Dataset items

:::::

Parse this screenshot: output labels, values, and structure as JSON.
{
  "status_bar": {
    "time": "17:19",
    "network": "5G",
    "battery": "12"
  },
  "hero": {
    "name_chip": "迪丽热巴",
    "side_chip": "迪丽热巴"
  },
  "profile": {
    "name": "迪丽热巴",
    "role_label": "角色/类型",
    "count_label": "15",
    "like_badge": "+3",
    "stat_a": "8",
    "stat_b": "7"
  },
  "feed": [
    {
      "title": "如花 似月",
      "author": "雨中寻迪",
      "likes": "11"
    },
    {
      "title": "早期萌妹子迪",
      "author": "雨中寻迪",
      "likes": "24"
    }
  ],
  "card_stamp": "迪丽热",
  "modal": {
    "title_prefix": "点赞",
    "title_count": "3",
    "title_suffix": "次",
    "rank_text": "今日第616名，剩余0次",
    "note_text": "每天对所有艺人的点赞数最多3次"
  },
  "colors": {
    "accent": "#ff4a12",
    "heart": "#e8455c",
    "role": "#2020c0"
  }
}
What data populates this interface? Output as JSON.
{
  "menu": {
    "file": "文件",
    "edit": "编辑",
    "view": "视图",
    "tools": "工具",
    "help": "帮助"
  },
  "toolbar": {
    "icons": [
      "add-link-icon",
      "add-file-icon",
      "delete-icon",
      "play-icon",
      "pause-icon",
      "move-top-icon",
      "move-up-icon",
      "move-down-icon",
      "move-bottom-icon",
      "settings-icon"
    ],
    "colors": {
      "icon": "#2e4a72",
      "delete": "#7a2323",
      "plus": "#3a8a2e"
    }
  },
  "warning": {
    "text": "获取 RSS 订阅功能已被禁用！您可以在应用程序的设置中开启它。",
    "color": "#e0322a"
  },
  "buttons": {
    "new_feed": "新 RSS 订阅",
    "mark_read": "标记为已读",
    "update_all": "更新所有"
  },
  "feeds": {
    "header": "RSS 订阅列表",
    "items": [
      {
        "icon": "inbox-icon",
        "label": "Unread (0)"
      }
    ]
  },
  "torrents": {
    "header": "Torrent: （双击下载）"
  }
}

:::::

Restate all of the entries above precisely.

__COMPLETE OUTPUT__:
Parse this screenshot: output labels, values, and structure as JSON.
{
  "status_bar": {
    "time": "17:19",
    "network": "5G",
    "battery": "12"
  },
  "hero": {
    "name_chip": "迪丽热巴",
    "side_chip": "迪丽热巴"
  },
  "profile": {
    "name": "迪丽热巴",
    "role_label": "角色/类型",
    "count_label": "15",
    "like_badge": "+3",
    "stat_a": "8",
    "stat_b": "7"
  },
  "feed": [
    {
      "title": "如花 似月",
      "author": "雨中寻迪",
      "likes": "11"
    },
    {
      "title": "早期萌妹子迪",
      "author": "雨中寻迪",
      "likes": "24"
    }
  ],
  "card_stamp": "迪丽热",
  "modal": {
    "title_prefix": "点赞",
    "title_count": "3",
    "title_suffix": "次",
    "rank_text": "今日第616名，剩余0次",
    "note_text": "每天对所有艺人的点赞数最多3次"
  },
  "colors": {
    "accent": "#ff4a12",
    "heart": "#e8455c",
    "role": "#2020c0"
  }
}
What data populates this interface? Output as JSON.
{
  "menu": {
    "file": "文件",
    "edit": "编辑",
    "view": "视图",
    "tools": "工具",
    "help": "帮助"
  },
  "toolbar": {
    "icons": [
      "add-link-icon",
      "add-file-icon",
      "delete-icon",
      "play-icon",
      "pause-icon",
      "move-top-icon",
      "move-up-icon",
      "move-down-icon",
      "move-bottom-icon",
      "settings-icon"
    ],
    "colors": {
      "icon": "#2e4a72",
      "delete": "#7a2323",
      "plus": "#3a8a2e"
    }
  },
  "warning": {
    "text": "获取 RSS 订阅功能已被禁用！您可以在应用程序的设置中开启它。",
    "color": "#e0322a"
  },
  "buttons": {
    "new_feed": "新 RSS 订阅",
    "mark_read": "标记为已读",
    "update_all": "更新所有"
  },
  "feeds": {
    "header": "RSS 订阅列表",
    "items": [
      {
        "icon": "inbox-icon",
        "label": "Unread (0)"
      }
    ]
  },
  "torrents": {
    "header": "Torrent: （双击下载）"
  }
}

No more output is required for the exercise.